(Figure record listings)
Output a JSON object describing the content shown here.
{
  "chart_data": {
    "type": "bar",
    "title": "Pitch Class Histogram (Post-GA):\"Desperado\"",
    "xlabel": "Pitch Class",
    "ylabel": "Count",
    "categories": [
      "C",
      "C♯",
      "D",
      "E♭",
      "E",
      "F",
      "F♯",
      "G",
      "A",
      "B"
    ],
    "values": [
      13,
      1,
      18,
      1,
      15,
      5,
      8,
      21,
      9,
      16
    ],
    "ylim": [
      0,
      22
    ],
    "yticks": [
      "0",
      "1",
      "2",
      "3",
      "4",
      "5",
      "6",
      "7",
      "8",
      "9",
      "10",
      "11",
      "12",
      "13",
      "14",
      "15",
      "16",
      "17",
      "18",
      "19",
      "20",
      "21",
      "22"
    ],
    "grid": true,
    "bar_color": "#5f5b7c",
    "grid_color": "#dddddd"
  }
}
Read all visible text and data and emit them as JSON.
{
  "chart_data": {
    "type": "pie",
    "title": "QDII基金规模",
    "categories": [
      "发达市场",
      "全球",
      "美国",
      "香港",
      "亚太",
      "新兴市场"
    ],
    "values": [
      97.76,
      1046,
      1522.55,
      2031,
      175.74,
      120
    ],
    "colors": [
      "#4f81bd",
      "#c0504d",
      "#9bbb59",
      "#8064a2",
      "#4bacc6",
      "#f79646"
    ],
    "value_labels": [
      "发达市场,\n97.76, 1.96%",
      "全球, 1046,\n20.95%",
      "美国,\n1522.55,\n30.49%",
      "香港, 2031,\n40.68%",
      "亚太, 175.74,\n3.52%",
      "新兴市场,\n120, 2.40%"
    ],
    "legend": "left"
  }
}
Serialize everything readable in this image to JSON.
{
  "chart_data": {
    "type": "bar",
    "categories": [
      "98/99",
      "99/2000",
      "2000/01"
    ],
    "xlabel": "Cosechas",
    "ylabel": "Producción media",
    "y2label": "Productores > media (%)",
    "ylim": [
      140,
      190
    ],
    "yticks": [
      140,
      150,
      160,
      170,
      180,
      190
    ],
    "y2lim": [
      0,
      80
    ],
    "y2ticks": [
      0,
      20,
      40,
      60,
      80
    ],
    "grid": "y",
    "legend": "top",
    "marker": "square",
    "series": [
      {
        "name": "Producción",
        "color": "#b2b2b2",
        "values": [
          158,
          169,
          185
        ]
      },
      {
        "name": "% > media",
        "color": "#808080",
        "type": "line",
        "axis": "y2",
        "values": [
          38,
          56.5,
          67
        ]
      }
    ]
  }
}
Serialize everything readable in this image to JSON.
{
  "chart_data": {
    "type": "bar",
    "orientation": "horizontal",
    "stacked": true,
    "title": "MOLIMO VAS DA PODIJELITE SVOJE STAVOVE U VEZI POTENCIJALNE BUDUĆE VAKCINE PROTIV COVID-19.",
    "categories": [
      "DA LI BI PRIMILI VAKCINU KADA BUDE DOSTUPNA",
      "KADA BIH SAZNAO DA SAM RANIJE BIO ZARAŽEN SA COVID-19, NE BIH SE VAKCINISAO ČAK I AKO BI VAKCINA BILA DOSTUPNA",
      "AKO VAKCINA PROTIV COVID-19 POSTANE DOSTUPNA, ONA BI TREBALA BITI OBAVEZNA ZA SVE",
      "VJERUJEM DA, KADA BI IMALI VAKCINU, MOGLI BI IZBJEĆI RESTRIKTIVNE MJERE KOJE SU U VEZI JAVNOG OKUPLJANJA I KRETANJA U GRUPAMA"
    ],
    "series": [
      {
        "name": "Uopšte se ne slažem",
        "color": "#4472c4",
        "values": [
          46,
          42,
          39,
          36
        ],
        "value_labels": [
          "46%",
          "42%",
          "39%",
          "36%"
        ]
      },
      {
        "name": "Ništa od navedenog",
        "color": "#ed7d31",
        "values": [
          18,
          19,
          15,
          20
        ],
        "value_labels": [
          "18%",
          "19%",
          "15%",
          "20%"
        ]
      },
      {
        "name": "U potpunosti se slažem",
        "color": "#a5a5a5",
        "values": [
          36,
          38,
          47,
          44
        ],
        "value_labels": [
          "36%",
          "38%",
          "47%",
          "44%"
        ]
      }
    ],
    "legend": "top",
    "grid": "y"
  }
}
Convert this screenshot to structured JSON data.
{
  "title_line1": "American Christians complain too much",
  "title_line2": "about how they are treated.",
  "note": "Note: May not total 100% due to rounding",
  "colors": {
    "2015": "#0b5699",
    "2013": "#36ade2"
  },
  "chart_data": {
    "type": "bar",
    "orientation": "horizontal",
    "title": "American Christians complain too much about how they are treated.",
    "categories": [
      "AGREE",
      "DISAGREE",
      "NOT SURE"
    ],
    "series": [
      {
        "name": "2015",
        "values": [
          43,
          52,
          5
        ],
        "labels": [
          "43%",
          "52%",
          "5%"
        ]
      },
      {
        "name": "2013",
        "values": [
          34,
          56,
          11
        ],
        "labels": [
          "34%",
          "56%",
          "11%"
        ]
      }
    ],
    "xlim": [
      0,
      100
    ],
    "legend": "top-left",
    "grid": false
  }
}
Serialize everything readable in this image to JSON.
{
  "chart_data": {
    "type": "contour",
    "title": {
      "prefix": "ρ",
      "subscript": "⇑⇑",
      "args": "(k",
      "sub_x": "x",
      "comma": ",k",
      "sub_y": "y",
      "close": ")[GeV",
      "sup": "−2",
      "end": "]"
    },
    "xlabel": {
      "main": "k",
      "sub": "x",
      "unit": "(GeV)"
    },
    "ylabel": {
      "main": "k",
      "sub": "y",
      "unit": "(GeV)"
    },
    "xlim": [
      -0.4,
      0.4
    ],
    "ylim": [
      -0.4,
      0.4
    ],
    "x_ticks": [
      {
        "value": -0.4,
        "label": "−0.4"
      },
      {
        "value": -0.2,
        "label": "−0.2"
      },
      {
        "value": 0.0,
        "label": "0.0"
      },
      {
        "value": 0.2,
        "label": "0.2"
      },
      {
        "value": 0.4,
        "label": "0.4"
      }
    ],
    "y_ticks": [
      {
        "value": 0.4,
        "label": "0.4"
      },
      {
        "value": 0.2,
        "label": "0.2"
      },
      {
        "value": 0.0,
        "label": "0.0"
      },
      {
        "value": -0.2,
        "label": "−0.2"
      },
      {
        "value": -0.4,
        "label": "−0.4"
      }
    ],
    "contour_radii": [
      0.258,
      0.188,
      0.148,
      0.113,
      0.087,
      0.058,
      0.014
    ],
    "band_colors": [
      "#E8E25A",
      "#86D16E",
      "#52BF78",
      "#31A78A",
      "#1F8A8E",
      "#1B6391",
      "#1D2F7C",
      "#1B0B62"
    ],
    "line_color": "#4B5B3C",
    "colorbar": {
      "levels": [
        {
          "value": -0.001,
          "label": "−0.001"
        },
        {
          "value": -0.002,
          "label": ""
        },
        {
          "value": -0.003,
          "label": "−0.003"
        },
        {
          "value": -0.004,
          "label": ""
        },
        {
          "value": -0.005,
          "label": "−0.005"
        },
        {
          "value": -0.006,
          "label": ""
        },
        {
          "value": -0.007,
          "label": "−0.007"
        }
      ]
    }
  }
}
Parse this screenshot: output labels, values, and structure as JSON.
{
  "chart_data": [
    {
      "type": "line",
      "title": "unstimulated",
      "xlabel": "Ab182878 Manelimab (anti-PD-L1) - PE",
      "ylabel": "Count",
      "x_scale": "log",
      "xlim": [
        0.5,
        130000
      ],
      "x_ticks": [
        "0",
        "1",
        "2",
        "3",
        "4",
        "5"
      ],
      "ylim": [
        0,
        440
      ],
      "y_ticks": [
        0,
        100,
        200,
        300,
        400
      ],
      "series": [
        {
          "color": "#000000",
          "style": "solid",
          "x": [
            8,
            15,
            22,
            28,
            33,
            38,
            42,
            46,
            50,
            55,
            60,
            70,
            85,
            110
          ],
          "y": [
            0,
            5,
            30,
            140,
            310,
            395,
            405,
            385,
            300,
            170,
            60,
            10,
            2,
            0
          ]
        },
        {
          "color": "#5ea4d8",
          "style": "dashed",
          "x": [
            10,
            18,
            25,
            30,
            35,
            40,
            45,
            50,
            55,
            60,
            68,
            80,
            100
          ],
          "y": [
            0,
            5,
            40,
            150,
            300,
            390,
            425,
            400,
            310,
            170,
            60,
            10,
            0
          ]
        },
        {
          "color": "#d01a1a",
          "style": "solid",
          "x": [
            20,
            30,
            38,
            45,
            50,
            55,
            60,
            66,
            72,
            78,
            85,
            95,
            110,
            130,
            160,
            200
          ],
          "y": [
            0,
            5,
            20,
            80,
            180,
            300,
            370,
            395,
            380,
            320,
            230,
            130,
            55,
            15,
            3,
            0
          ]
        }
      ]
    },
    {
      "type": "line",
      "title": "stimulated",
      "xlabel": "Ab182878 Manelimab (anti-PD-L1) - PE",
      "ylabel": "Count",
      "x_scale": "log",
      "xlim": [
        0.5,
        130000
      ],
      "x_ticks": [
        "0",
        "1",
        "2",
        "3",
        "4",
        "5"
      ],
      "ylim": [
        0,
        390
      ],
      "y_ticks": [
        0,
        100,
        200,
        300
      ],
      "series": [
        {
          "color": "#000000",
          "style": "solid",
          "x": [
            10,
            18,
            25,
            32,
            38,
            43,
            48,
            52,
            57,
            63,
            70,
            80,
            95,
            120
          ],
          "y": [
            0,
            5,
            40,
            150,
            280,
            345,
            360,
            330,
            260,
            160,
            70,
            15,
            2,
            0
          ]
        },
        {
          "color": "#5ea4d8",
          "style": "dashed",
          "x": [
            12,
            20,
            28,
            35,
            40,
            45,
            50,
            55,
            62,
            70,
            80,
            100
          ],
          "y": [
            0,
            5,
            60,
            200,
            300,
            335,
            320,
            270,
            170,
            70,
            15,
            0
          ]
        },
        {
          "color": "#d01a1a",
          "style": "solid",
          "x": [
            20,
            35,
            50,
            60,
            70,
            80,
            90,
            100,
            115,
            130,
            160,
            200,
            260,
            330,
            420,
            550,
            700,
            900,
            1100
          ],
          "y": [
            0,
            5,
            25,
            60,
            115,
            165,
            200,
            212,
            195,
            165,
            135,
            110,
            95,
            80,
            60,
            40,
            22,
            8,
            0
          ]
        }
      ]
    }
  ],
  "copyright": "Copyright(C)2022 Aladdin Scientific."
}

• Description of the task:
Using the listing, copy every line where the word "Class" shows up.

• Finished exercise:
    "title": "Pitch Class Histogram (Post-GA):\"Desperado\"",
    "xlabel": "Pitch Class",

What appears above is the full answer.